[A block of data]
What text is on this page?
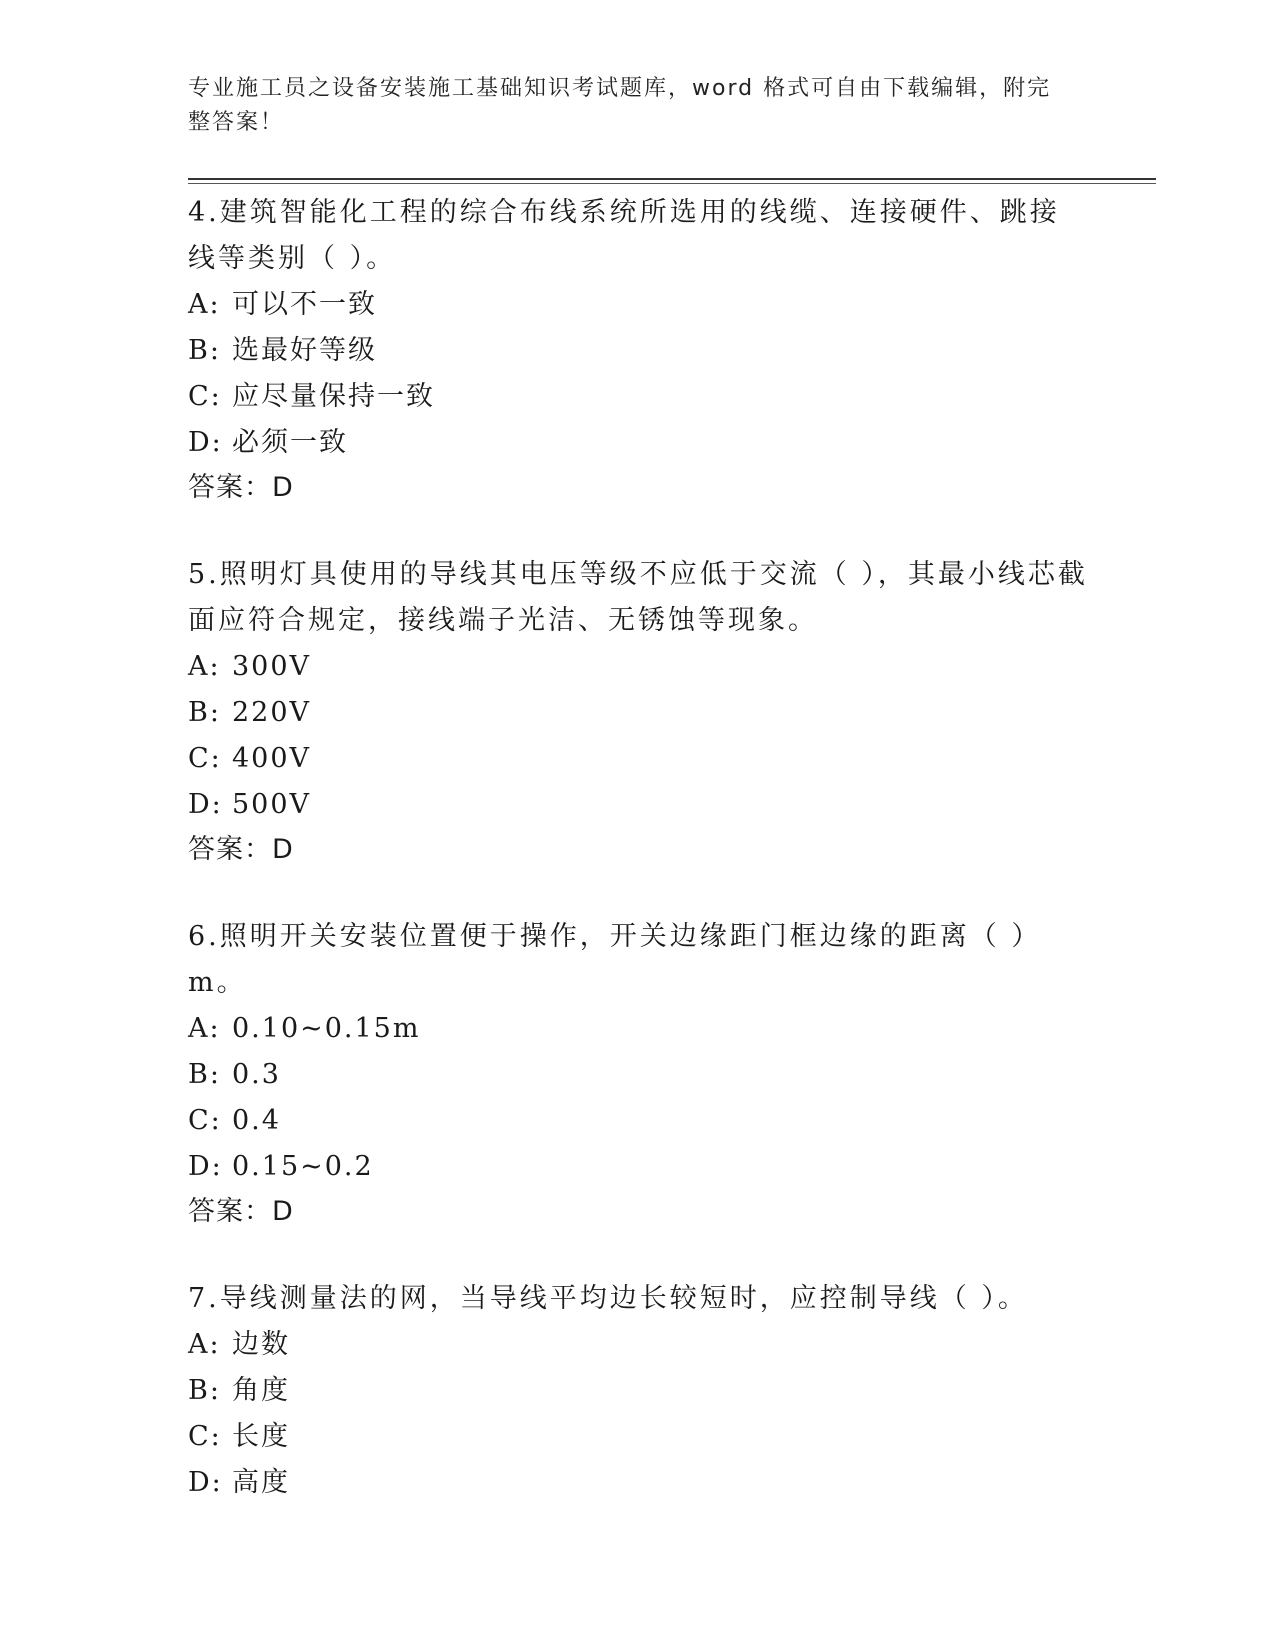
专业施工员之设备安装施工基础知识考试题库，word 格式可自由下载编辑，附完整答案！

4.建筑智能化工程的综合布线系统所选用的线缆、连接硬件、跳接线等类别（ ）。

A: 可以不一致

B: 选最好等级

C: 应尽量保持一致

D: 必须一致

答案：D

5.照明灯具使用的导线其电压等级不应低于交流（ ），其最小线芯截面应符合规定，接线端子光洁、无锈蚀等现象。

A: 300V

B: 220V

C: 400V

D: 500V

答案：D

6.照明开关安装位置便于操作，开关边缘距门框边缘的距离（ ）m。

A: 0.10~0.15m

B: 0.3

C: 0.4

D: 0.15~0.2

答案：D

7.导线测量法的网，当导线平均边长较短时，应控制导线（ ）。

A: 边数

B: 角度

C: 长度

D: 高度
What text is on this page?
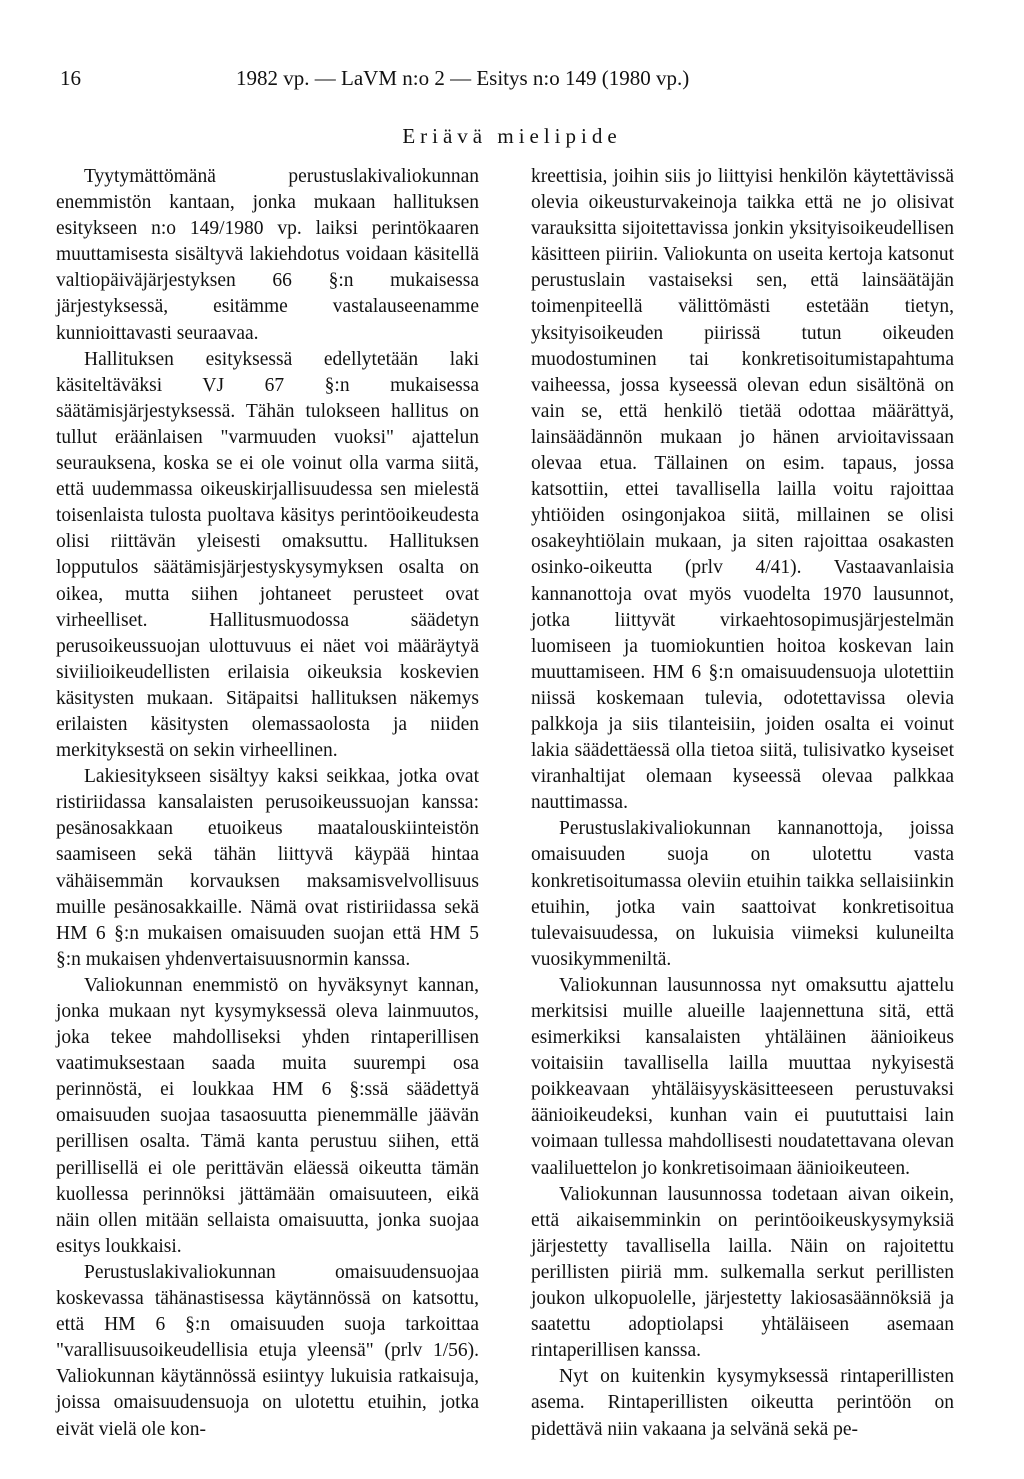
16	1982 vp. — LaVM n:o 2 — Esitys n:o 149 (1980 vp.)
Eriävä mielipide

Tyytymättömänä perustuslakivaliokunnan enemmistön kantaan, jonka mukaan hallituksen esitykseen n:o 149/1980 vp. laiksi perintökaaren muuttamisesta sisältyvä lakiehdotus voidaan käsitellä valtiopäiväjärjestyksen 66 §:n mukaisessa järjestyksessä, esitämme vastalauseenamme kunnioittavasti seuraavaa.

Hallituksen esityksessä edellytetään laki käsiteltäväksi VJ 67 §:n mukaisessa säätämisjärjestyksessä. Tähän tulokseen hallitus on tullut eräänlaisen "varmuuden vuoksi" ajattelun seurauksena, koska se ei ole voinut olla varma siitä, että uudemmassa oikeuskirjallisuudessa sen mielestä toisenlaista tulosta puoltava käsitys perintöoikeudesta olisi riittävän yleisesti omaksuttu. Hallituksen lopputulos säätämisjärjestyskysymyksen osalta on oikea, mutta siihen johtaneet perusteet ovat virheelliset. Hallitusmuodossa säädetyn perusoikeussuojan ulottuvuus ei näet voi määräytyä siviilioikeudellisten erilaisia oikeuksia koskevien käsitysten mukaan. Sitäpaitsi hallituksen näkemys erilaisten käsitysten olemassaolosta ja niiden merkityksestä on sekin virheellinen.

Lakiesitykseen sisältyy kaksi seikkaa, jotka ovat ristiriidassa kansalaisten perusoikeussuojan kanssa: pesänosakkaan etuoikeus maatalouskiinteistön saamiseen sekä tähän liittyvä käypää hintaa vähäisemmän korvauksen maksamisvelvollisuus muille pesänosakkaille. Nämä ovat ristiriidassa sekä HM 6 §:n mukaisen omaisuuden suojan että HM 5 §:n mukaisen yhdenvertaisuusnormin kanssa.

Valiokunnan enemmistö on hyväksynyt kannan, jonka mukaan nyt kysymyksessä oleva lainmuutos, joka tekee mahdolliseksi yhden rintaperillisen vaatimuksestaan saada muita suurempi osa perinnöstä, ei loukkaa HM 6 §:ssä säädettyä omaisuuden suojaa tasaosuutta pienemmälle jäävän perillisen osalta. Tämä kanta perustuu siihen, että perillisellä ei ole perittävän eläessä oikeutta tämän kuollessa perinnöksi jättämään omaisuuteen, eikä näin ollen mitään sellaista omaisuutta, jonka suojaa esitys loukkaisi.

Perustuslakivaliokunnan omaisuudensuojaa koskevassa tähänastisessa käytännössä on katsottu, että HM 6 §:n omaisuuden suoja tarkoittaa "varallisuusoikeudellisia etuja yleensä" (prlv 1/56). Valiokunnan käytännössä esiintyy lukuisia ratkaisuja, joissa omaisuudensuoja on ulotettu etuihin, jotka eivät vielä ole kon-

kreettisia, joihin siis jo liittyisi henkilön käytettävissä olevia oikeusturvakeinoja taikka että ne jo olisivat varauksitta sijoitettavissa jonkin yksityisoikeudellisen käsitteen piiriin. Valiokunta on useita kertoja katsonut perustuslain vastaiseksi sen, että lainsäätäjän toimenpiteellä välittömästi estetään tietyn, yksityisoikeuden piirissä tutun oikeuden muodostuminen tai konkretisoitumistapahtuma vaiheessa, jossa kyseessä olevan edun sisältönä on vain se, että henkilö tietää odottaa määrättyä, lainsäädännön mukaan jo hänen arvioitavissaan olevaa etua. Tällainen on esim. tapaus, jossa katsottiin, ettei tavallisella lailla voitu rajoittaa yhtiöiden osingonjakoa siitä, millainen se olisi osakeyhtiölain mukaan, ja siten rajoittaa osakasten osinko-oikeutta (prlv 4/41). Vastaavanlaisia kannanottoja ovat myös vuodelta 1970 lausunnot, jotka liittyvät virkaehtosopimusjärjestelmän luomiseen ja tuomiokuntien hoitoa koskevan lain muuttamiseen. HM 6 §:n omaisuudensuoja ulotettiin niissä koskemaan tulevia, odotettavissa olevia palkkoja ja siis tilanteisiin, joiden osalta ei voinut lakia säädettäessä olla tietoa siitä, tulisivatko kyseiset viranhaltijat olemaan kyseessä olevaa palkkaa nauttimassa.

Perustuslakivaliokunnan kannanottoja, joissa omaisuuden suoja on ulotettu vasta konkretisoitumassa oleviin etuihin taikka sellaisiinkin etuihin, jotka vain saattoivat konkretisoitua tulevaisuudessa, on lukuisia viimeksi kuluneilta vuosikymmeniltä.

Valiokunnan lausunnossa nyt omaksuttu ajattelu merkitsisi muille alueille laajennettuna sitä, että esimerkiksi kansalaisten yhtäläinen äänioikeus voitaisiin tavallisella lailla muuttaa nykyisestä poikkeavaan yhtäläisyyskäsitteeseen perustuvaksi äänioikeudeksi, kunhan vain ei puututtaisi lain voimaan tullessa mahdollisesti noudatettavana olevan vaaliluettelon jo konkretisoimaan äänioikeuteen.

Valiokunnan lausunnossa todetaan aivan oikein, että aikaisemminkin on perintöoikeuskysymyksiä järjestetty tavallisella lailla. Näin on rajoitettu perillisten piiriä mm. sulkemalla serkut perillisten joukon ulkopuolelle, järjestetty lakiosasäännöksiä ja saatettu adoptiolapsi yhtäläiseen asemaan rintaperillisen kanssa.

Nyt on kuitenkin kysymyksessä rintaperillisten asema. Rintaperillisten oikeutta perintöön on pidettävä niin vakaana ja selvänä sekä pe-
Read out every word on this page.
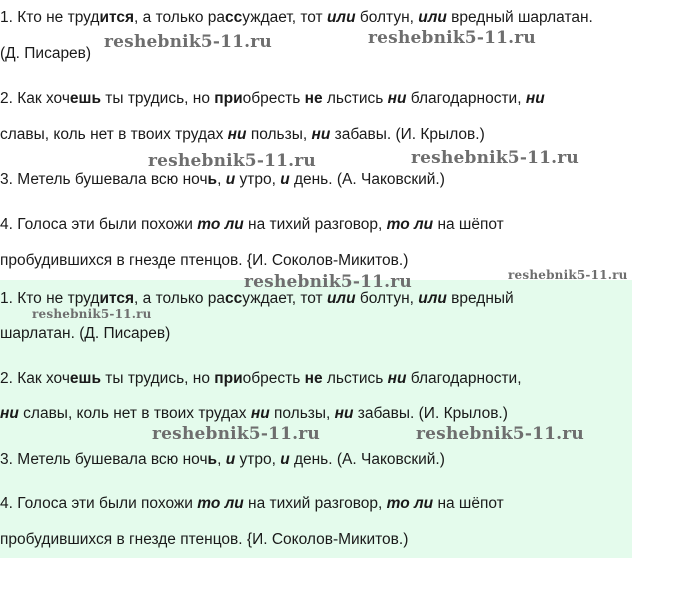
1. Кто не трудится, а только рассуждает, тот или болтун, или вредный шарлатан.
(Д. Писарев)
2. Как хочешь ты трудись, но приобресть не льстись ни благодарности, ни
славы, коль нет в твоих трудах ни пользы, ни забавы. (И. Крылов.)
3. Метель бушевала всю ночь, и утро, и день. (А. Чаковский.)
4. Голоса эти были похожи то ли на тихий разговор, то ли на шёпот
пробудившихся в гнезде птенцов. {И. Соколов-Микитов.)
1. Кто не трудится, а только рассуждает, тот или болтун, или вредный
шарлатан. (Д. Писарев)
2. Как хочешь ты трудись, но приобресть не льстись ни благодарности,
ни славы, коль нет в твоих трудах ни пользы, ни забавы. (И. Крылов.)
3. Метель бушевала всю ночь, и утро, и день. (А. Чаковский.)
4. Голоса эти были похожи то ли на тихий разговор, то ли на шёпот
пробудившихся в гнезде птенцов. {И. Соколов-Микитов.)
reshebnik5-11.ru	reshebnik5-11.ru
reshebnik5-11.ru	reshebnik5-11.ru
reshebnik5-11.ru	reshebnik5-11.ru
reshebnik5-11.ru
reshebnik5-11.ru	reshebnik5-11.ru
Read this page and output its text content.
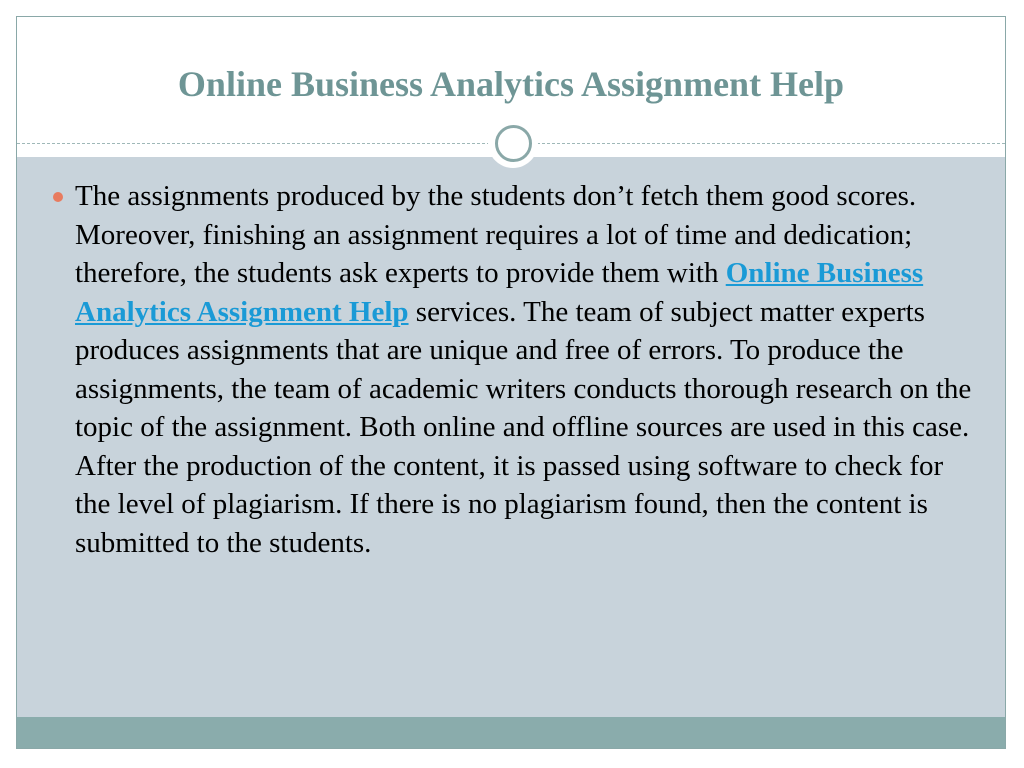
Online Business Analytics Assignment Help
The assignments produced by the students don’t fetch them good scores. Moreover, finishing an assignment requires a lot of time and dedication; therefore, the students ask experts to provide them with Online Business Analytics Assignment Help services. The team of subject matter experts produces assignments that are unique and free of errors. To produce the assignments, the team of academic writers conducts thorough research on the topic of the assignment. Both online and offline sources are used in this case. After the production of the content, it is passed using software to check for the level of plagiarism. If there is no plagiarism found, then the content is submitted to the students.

- PROMPT: Copy each line that contains the word "Read".

- TASK ANSWER:
Read out every word on this page.
Read this page and output its text content.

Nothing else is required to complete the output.